** Given instruction **
Search the listing for the string "المشاركين" and copy every line that contains it.

Saved entries

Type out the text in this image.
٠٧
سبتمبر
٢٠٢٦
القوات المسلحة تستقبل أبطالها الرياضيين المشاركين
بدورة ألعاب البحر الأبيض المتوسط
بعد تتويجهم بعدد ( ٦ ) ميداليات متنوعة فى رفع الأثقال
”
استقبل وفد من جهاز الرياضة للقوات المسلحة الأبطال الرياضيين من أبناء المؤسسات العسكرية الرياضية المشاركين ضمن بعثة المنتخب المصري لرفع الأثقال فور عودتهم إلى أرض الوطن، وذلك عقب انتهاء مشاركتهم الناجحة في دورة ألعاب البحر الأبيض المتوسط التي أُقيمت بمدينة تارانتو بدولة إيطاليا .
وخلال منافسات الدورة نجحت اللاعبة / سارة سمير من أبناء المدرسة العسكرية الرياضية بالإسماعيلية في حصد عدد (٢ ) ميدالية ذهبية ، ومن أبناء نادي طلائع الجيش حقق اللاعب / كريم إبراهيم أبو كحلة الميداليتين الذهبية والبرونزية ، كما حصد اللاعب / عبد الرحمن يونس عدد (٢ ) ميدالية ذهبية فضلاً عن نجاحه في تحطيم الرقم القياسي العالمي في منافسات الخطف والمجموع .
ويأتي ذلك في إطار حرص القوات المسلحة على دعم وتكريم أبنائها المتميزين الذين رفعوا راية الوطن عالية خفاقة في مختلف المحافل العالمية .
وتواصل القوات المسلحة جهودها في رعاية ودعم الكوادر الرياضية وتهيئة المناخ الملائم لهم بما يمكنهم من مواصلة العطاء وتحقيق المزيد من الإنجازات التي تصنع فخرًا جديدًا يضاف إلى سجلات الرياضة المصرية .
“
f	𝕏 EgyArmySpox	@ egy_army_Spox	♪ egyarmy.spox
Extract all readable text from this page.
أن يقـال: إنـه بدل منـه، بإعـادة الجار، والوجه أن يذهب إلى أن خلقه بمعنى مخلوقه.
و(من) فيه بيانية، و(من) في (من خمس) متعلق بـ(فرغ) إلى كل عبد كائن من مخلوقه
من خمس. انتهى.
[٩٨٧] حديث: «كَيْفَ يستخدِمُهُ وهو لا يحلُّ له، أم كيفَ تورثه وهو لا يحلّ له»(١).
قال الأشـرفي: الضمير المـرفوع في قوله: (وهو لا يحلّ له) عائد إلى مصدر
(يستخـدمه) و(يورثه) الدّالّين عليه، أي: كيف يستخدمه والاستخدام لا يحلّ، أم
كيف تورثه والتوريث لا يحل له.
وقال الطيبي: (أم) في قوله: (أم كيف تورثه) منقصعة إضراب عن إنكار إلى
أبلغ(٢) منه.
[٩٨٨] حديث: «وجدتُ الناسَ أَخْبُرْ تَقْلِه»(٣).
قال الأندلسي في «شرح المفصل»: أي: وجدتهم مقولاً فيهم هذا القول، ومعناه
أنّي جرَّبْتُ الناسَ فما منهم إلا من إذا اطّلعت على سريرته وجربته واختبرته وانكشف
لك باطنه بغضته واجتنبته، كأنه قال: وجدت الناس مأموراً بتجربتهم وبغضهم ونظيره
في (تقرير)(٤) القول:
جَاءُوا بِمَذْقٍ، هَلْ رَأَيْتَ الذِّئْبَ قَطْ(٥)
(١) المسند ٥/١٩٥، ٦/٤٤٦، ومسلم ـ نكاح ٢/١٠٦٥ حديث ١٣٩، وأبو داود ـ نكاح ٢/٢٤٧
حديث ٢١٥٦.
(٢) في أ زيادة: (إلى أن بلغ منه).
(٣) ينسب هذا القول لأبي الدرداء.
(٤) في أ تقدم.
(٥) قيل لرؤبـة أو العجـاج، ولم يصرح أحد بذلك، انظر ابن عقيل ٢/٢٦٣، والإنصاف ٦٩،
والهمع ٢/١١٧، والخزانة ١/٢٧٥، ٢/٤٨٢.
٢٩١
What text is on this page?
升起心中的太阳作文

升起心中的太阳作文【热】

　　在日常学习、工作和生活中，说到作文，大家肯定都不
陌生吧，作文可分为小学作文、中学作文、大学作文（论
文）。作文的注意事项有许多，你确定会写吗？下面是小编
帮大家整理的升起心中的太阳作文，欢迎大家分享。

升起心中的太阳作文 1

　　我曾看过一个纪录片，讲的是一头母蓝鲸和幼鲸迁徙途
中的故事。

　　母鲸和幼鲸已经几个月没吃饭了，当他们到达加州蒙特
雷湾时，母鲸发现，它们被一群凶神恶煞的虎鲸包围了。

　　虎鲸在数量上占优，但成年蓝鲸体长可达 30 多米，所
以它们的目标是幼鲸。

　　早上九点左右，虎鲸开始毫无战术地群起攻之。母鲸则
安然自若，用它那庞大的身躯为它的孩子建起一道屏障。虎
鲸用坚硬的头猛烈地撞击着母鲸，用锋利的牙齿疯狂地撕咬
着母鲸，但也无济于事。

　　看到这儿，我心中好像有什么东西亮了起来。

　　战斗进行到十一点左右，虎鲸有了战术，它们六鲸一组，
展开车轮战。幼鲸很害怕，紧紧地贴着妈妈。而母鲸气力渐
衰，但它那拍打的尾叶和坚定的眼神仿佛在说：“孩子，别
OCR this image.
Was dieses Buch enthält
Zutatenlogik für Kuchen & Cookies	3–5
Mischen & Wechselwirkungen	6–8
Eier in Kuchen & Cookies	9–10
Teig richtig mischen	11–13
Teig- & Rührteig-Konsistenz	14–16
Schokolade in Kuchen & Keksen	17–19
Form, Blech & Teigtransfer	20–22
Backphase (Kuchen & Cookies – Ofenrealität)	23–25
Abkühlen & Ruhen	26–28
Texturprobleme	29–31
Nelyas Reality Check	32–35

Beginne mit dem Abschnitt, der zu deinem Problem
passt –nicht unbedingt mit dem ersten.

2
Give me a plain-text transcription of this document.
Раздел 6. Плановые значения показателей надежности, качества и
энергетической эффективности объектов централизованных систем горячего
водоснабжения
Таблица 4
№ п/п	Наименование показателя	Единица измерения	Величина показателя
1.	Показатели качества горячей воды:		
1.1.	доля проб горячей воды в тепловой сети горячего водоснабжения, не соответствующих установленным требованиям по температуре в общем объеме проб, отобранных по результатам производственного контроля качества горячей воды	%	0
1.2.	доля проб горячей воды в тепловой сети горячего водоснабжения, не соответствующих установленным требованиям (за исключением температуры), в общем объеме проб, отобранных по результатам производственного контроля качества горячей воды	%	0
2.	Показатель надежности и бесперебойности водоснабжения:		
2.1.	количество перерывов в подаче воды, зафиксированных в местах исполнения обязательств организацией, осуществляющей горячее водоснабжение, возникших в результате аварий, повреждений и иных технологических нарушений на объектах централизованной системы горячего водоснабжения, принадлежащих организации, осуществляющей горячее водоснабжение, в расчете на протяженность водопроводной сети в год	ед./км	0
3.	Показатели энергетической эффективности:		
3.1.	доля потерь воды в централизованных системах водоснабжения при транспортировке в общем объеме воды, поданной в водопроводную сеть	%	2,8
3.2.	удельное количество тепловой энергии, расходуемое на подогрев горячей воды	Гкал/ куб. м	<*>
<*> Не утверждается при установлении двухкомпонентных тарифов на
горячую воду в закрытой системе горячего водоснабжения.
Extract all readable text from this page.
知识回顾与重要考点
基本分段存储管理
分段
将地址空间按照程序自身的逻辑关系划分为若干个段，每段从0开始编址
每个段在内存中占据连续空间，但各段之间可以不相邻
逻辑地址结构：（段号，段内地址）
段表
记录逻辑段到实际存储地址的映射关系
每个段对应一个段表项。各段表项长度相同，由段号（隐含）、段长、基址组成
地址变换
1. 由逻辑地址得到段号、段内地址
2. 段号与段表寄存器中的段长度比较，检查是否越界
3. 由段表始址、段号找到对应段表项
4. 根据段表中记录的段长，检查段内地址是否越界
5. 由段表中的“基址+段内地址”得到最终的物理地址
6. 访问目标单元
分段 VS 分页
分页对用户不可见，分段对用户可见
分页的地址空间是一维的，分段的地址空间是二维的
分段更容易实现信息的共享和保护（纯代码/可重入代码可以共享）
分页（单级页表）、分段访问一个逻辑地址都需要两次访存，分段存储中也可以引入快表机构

** Output for this task **
القوات المسلحة تستقبل أبطالها الرياضيين المشاركين
استقبل وفد من جهاز الرياضة للقوات المسلحة الأبطال الرياضيين من أبناء المؤسسات العسكرية الرياضية المشاركين ضمن بعثة المنتخب المصري لرفع الأثقال فور عودتهم إلى أرض الوطن، وذلك عقب انتهاء مشاركتهم الناجحة في دورة ألعاب البحر الأبيض المتوسط التي أُقيمت بمدينة تارانتو بدولة إيطاليا .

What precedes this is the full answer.